Below are some records; repeat them all exactly, minus the pictures.

Dataset content:
--*--

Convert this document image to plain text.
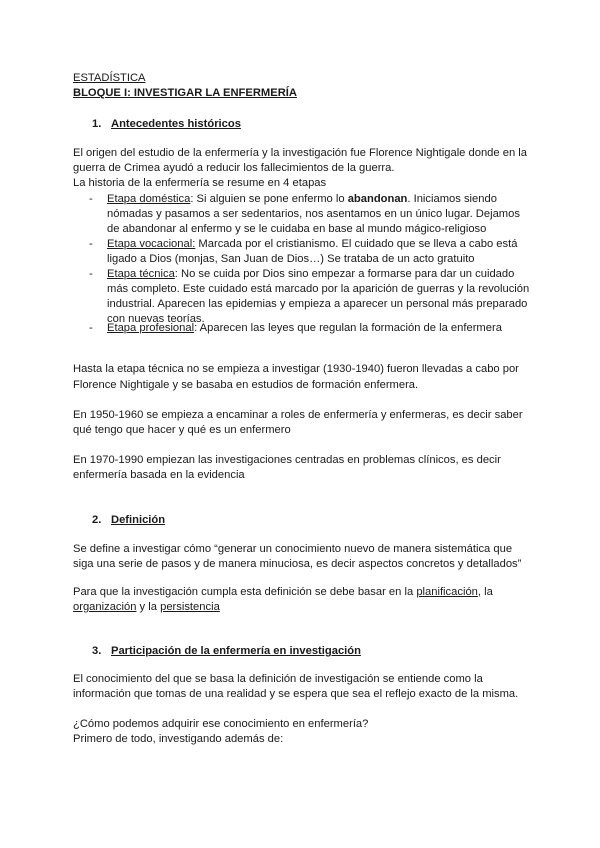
ESTADÍSTICA
BLOQUE I: INVESTIGAR LA ENFERMERÍA
1. Antecedentes históricos
El origen del estudio de la enfermería y la investigación fue Florence Nightigale donde en la
guerra de Crimea ayudó a reducir los fallecimientos de la guerra.
La historia de la enfermería se resume en 4 etapas
- Etapa doméstica: Si alguien se pone enfermo lo abandonan. Iniciamos siendo
nómadas y pasamos a ser sedentarios, nos asentamos en un único lugar. Dejamos
de abandonar al enfermo y se le cuidaba en base al mundo mágico-religioso
- Etapa vocacional: Marcada por el cristianismo. El cuidado que se lleva a cabo está
ligado a Dios (monjas, San Juan de Dios…) Se trataba de un acto gratuito
- Etapa técnica: No se cuida por Dios sino empezar a formarse para dar un cuidado
más completo. Este cuidado está marcado por la aparición de guerras y la revolución
industrial. Aparecen las epidemias y empieza a aparecer un personal más preparado
con nuevas teorías.
- Etapa profesional: Aparecen las leyes que regulan la formación de la enfermera
Hasta la etapa técnica no se empieza a investigar (1930-1940) fueron llevadas a cabo por
Florence Nightigale y se basaba en estudios de formación enfermera.
En 1950-1960 se empieza a encaminar a roles de enfermería y enfermeras, es decir saber
qué tengo que hacer y qué es un enfermero
En 1970-1990 empiezan las investigaciones centradas en problemas clínicos, es decir
enfermería basada en la evidencia
2. Definición
Se define a investigar cómo “generar un conocimiento nuevo de manera sistemática que
siga una serie de pasos y de manera minuciosa, es decir aspectos concretos y detallados”
Para que la investigación cumpla esta definición se debe basar en la planificación, la
organización y la persistencia
3. Participación de la enfermería en investigación
El conocimiento del que se basa la definición de investigación se entiende como la
información que tomas de una realidad y se espera que sea el reflejo exacto de la misma.
¿Cómo podemos adquirir ese conocimiento en enfermería?
Primero de todo, investigando además de:
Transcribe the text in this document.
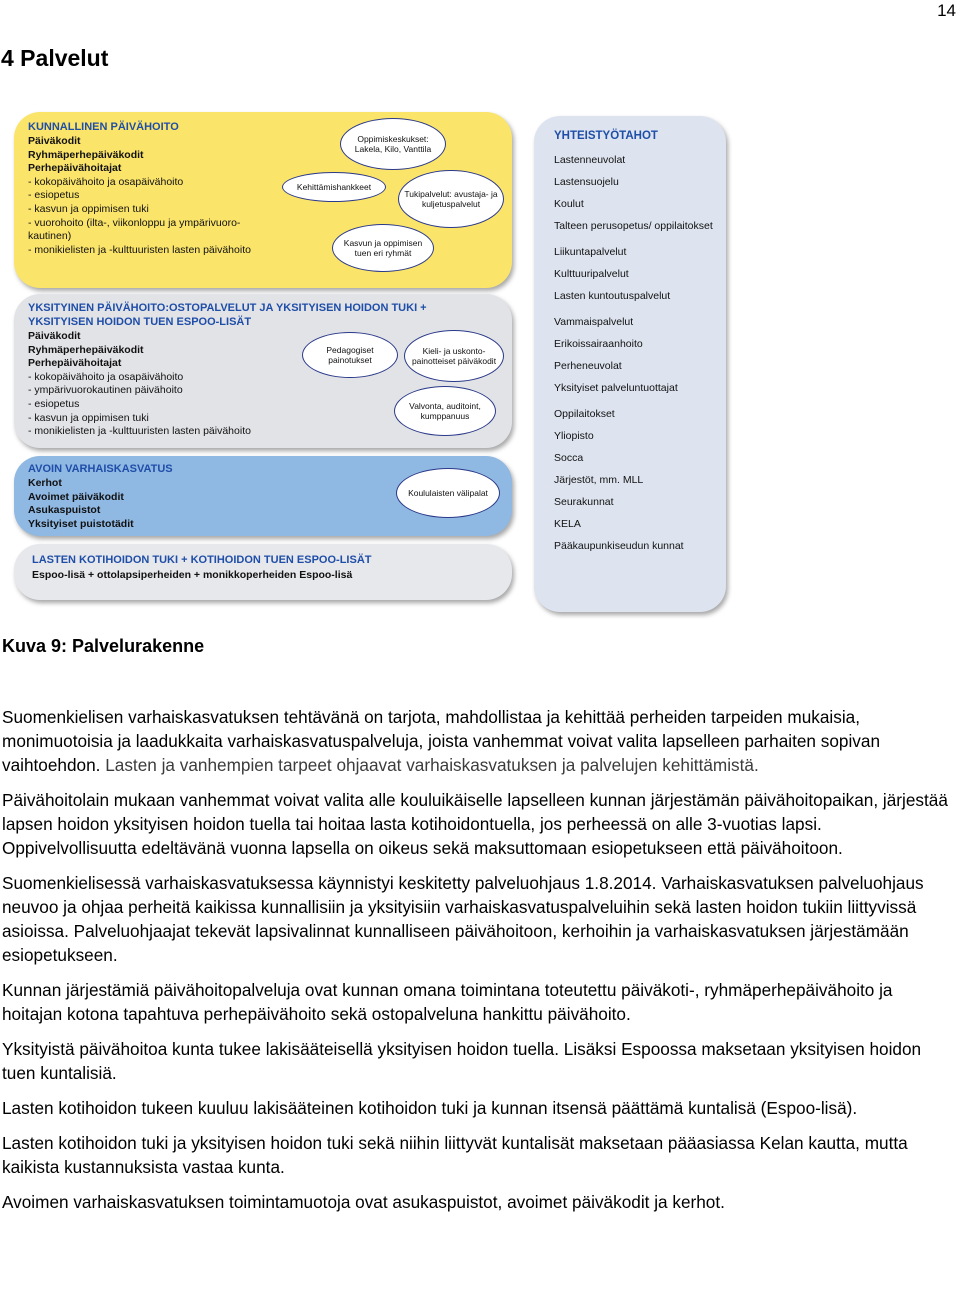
14
4 Palvelut
KUNNALLINEN PÄIVÄHOITO
Päiväkodit
Ryhmäperhepäiväkodit
Perhepäivähoitajat
- kokopäivähoito ja osapäivähoito
- esiopetus
- kasvun ja oppimisen tuki
- vuorohoito (ilta-, viikonloppu ja ympärivuoro-
kautinen)
- monikielisten ja -kulttuuristen lasten päivähoito
Oppimiskeskukset: Lakela, Kilo, Vanttila
Kehittämishankkeet
Tukipalvelut: avustaja- ja kuljetuspalvelut
Kasvun ja oppimisen tuen eri ryhmät
YKSITYINEN PÄIVÄHOITO:OSTOPALVELUT JA YKSITYISEN HOIDON TUKI +
YKSITYISEN HOIDON TUEN ESPOO-LISÄT
Päiväkodit
Ryhmäperhepäiväkodit
Perhepäivähoitajat
- kokopäivähoito ja osapäivähoito
- ympärivuorokautinen päivähoito
- esiopetus
- kasvun ja oppimisen tuki
- monikielisten ja -kulttuuristen lasten päivähoito
Pedagogiset painotukset
Kieli- ja uskonto-painotteiset päiväkodit
Valvonta, auditoint, kumppanuus
AVOIN VARHAISKASVATUS
Kerhot
Avoimet päiväkodit
Asukaspuistot
Yksityiset puistotädit
Koululaisten välipalat
LASTEN KOTIHOIDON TUKI + KOTIHOIDON TUEN ESPOO-LISÄT
Espoo-lisä + ottolapsiperheiden + monikkoperheiden Espoo-lisä
YHTEISTYÖTAHOT
Lastenneuvolat
Lastensuojelu
Koulut
Talteen perusopetus/ oppilaitokset
Liikuntapalvelut
Kulttuuripalvelut
Lasten kuntoutuspalvelut
Vammaispalvelut
Erikoissairaanhoito
Perheneuvolat
Yksityiset palveluntuottajat
Oppilaitokset
Yliopisto
Socca
Järjestöt, mm. MLL
Seurakunnat
KELA
Pääkaupunkiseudun kunnat

Kuva 9: Palvelurakenne

Suomenkielisen varhaiskasvatuksen tehtävänä on tarjota, mahdollistaa ja kehittää perheiden tarpeiden mukaisia, monimuotoisia ja laadukkaita varhaiskasvatuspalveluja, joista vanhemmat voivat valita lapselleen parhaiten sopivan vaihtoehdon. Lasten ja vanhempien tarpeet ohjaavat varhaiskasvatuksen ja palvelujen kehittämistä.

Päivähoitolain mukaan vanhemmat voivat valita alle kouluikäiselle lapselleen kunnan järjestämän päivähoitopaikan, järjestää lapsen hoidon yksityisen hoidon tuella tai hoitaa lasta kotihoidontuella, jos perheessä on alle 3-vuotias lapsi. Oppivelvollisuutta edeltävänä vuonna lapsella on oikeus sekä maksuttomaan esiopetukseen että päivähoitoon.

Suomenkielisessä varhaiskasvatuksessa käynnistyi keskitetty palveluohjaus 1.8.2014. Varhaiskasvatuksen palveluohjaus neuvoo ja ohjaa perheitä kaikissa kunnallisiin ja yksityisiin varhaiskasvatuspalveluihin sekä lasten hoidon tukiin liittyvissä asioissa. Palveluohjaajat tekevät lapsivalinnat kunnalliseen päivähoitoon, kerhoihin ja varhaiskasvatuksen järjestämään esiopetukseen.

Kunnan järjestämiä päivähoitopalveluja ovat kunnan omana toimintana toteutettu päiväkoti-, ryhmäperhepäivähoito ja hoitajan kotona tapahtuva perhepäivähoito sekä ostopalveluna hankittu päivähoito.

Yksityistä päivähoitoa kunta tukee lakisääteisellä yksityisen hoidon tuella. Lisäksi Espoossa maksetaan yksityisen hoidon tuen kuntalisiä.

Lasten kotihoidon tukeen kuuluu lakisääteinen kotihoidon tuki ja kunnan itsensä päättämä kuntalisä (Espoo-lisä).

Lasten kotihoidon tuki ja yksityisen hoidon tuki sekä niihin liittyvät kuntalisät maksetaan pääasiassa Kelan kautta, mutta kaikista kustannuksista vastaa kunta.

Avoimen varhaiskasvatuksen toimintamuotoja ovat asukaspuistot, avoimet päiväkodit ja kerhot.
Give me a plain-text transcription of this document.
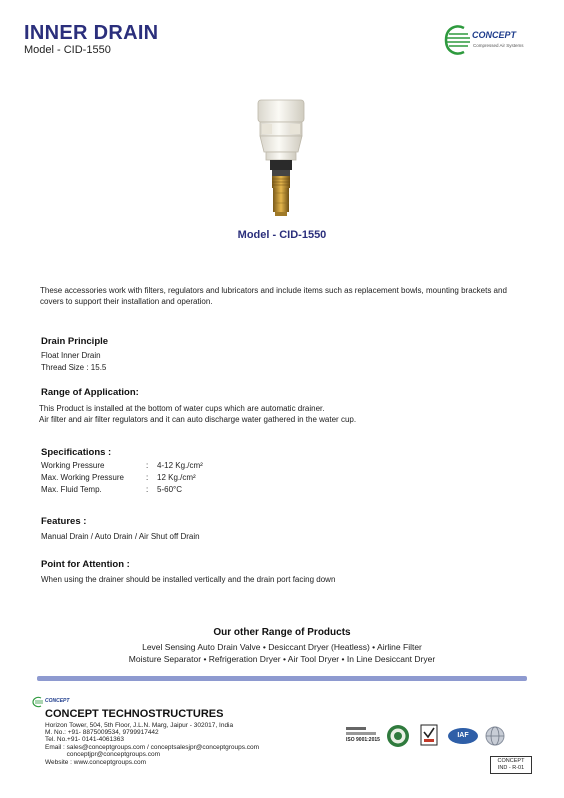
INNER DRAIN
Model - CID-1550
CONCEPT
Compressed Air Systems
Model - CID-1550
These accessories work with filters, regulators and lubricators and include items such as replacement bowls, mounting brackets and covers to support their installation and operation.
Drain Principle
Float Inner Drain
Thread Size : 15.5
Range of Application:
This Product is installed at the bottom of water cups which are automatic drainer.
Air filter and air filter regulators and it can auto discharge water gathered in the water cup.
Specifications :
Working Pressure	: 4-12 Kg./cm²
Max. Working Pressure	: 12 Kg./cm²
Max. Fluid Temp.	: 5-60°C
Features :
Manual Drain / Auto Drain / Air Shut off Drain
Point for Attention :
When using the drainer should be installed vertically and the drain port facing down
Our other Range of Products
Level Sensing Auto Drain Valve • Desiccant Dryer (Heatless) • Airline Filter
Moisture Separator • Refrigeration Dryer • Air Tool Dryer • In Line Desiccant Dryer
CONCEPT
CONCEPT TECHNOSTRUCTURES
Horizon Tower, 504, 5th Floor, J.L.N. Marg, Jaipur - 302017, India
M. No.: +91- 8875009534, 9799917442
Tel. No.+91- 0141-4061363
Email : sales@conceptgroups.com / conceptsalesjpr@conceptgroups.com
conceptjpr@conceptgroups.com
Website : www.conceptgroups.com
ISO 9001:2015
IAF
CONCEPT
IND - R-01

--*--

Result below:
Convert this document image to plain text.
ESTADÍSTICA
BLOQUE I: INVESTIGAR LA ENFERMERÍA
1. Antecedentes históricos
El origen del estudio de la enfermería y la investigación fue Florence Nightigale donde en la
guerra de Crimea ayudó a reducir los fallecimientos de la guerra.
La historia de la enfermería se resume en 4 etapas
- Etapa doméstica: Si alguien se pone enfermo lo abandonan. Iniciamos siendo
nómadas y pasamos a ser sedentarios, nos asentamos en un único lugar. Dejamos
de abandonar al enfermo y se le cuidaba en base al mundo mágico-religioso
- Etapa vocacional: Marcada por el cristianismo. El cuidado que se lleva a cabo está
ligado a Dios (monjas, San Juan de Dios…) Se trataba de un acto gratuito
- Etapa técnica: No se cuida por Dios sino empezar a formarse para dar un cuidado
más completo. Este cuidado está marcado por la aparición de guerras y la revolución
industrial. Aparecen las epidemias y empieza a aparecer un personal más preparado
con nuevas teorías.
- Etapa profesional: Aparecen las leyes que regulan la formación de la enfermera
Hasta la etapa técnica no se empieza a investigar (1930-1940) fueron llevadas a cabo por
Florence Nightigale y se basaba en estudios de formación enfermera.
En 1950-1960 se empieza a encaminar a roles de enfermería y enfermeras, es decir saber
qué tengo que hacer y qué es un enfermero
En 1970-1990 empiezan las investigaciones centradas en problemas clínicos, es decir
enfermería basada en la evidencia
2. Definición
Se define a investigar cómo “generar un conocimiento nuevo de manera sistemática que
siga una serie de pasos y de manera minuciosa, es decir aspectos concretos y detallados”
Para que la investigación cumpla esta definición se debe basar en la planificación, la
organización y la persistencia
3. Participación de la enfermería en investigación
El conocimiento del que se basa la definición de investigación se entiende como la
información que tomas de una realidad y se espera que sea el reflejo exacto de la misma.
¿Cómo podemos adquirir ese conocimiento en enfermería?
Primero de todo, investigando además de:
Transcribe the text in this document.
14
4 Palvelut
KUNNALLINEN PÄIVÄHOITO
Päiväkodit
Ryhmäperhepäiväkodit
Perhepäivähoitajat
- kokopäivähoito ja osapäivähoito
- esiopetus
- kasvun ja oppimisen tuki
- vuorohoito (ilta-, viikonloppu ja ympärivuoro-
kautinen)
- monikielisten ja -kulttuuristen lasten päivähoito
Oppimiskeskukset: Lakela, Kilo, Vanttila
Kehittämishankkeet
Tukipalvelut: avustaja- ja kuljetuspalvelut
Kasvun ja oppimisen tuen eri ryhmät
YKSITYINEN PÄIVÄHOITO:OSTOPALVELUT JA YKSITYISEN HOIDON TUKI +
YKSITYISEN HOIDON TUEN ESPOO-LISÄT
Päiväkodit
Ryhmäperhepäiväkodit
Perhepäivähoitajat
- kokopäivähoito ja osapäivähoito
- ympärivuorokautinen päivähoito
- esiopetus
- kasvun ja oppimisen tuki
- monikielisten ja -kulttuuristen lasten päivähoito
Pedagogiset painotukset
Kieli- ja uskonto-painotteiset päiväkodit
Valvonta, auditoint, kumppanuus
AVOIN VARHAISKASVATUS
Kerhot
Avoimet päiväkodit
Asukaspuistot
Yksityiset puistotädit
Koululaisten välipalat
LASTEN KOTIHOIDON TUKI + KOTIHOIDON TUEN ESPOO-LISÄT
Espoo-lisä + ottolapsiperheiden + monikkoperheiden Espoo-lisä
YHTEISTYÖTAHOT
Lastenneuvolat
Lastensuojelu
Koulut
Talteen perusopetus/ oppilaitokset
Liikuntapalvelut
Kulttuuripalvelut
Lasten kuntoutuspalvelut
Vammaispalvelut
Erikoissairaanhoito
Perheneuvolat
Yksityiset palveluntuottajat
Oppilaitokset
Yliopisto
Socca
Järjestöt, mm. MLL
Seurakunnat
KELA
Pääkaupunkiseudun kunnat

Kuva 9: Palvelurakenne

Suomenkielisen varhaiskasvatuksen tehtävänä on tarjota, mahdollistaa ja kehittää perheiden tarpeiden mukaisia, monimuotoisia ja laadukkaita varhaiskasvatuspalveluja, joista vanhemmat voivat valita lapselleen parhaiten sopivan vaihtoehdon. Lasten ja vanhempien tarpeet ohjaavat varhaiskasvatuksen ja palvelujen kehittämistä.

Päivähoitolain mukaan vanhemmat voivat valita alle kouluikäiselle lapselleen kunnan järjestämän päivähoitopaikan, järjestää lapsen hoidon yksityisen hoidon tuella tai hoitaa lasta kotihoidontuella, jos perheessä on alle 3-vuotias lapsi. Oppivelvollisuutta edeltävänä vuonna lapsella on oikeus sekä maksuttomaan esiopetukseen että päivähoitoon.

Suomenkielisessä varhaiskasvatuksessa käynnistyi keskitetty palveluohjaus 1.8.2014. Varhaiskasvatuksen palveluohjaus neuvoo ja ohjaa perheitä kaikissa kunnallisiin ja yksityisiin varhaiskasvatuspalveluihin sekä lasten hoidon tukiin liittyvissä asioissa. Palveluohjaajat tekevät lapsivalinnat kunnalliseen päivähoitoon, kerhoihin ja varhaiskasvatuksen järjestämään esiopetukseen.

Kunnan järjestämiä päivähoitopalveluja ovat kunnan omana toimintana toteutettu päiväkoti-, ryhmäperhepäivähoito ja hoitajan kotona tapahtuva perhepäivähoito sekä ostopalveluna hankittu päivähoito.

Yksityistä päivähoitoa kunta tukee lakisääteisellä yksityisen hoidon tuella. Lisäksi Espoossa maksetaan yksityisen hoidon tuen kuntalisiä.

Lasten kotihoidon tukeen kuuluu lakisääteinen kotihoidon tuki ja kunnan itsensä päättämä kuntalisä (Espoo-lisä).

Lasten kotihoidon tuki ja yksityisen hoidon tuki sekä niihin liittyvät kuntalisät maksetaan pääasiassa Kelan kautta, mutta kaikista kustannuksista vastaa kunta.

Avoimen varhaiskasvatuksen toimintamuotoja ovat asukaspuistot, avoimet päiväkodit ja kerhot.
Give me a plain-text transcription of this document.
INNER DRAIN
Model - CID-1550
CONCEPT
Compressed Air Systems
Model - CID-1550
These accessories work with filters, regulators and lubricators and include items such as replacement bowls, mounting brackets and covers to support their installation and operation.
Drain Principle
Float Inner Drain
Thread Size : 15.5
Range of Application:
This Product is installed at the bottom of water cups which are automatic drainer.
Air filter and air filter regulators and it can auto discharge water gathered in the water cup.
Specifications :
Working Pressure	: 4-12 Kg./cm²
Max. Working Pressure	: 12 Kg./cm²
Max. Fluid Temp.	: 5-60°C
Features :
Manual Drain / Auto Drain / Air Shut off Drain
Point for Attention :
When using the drainer should be installed vertically and the drain port facing down
Our other Range of Products
Level Sensing Auto Drain Valve • Desiccant Dryer (Heatless) • Airline Filter
Moisture Separator • Refrigeration Dryer • Air Tool Dryer • In Line Desiccant Dryer
CONCEPT
CONCEPT TECHNOSTRUCTURES
Horizon Tower, 504, 5th Floor, J.L.N. Marg, Jaipur - 302017, India
M. No.: +91- 8875009534, 9799917442
Tel. No.+91- 0141-4061363
Email : sales@conceptgroups.com / conceptsalesjpr@conceptgroups.com
conceptjpr@conceptgroups.com
Website : www.conceptgroups.com
ISO 9001:2015
IAF
CONCEPT
IND - R-01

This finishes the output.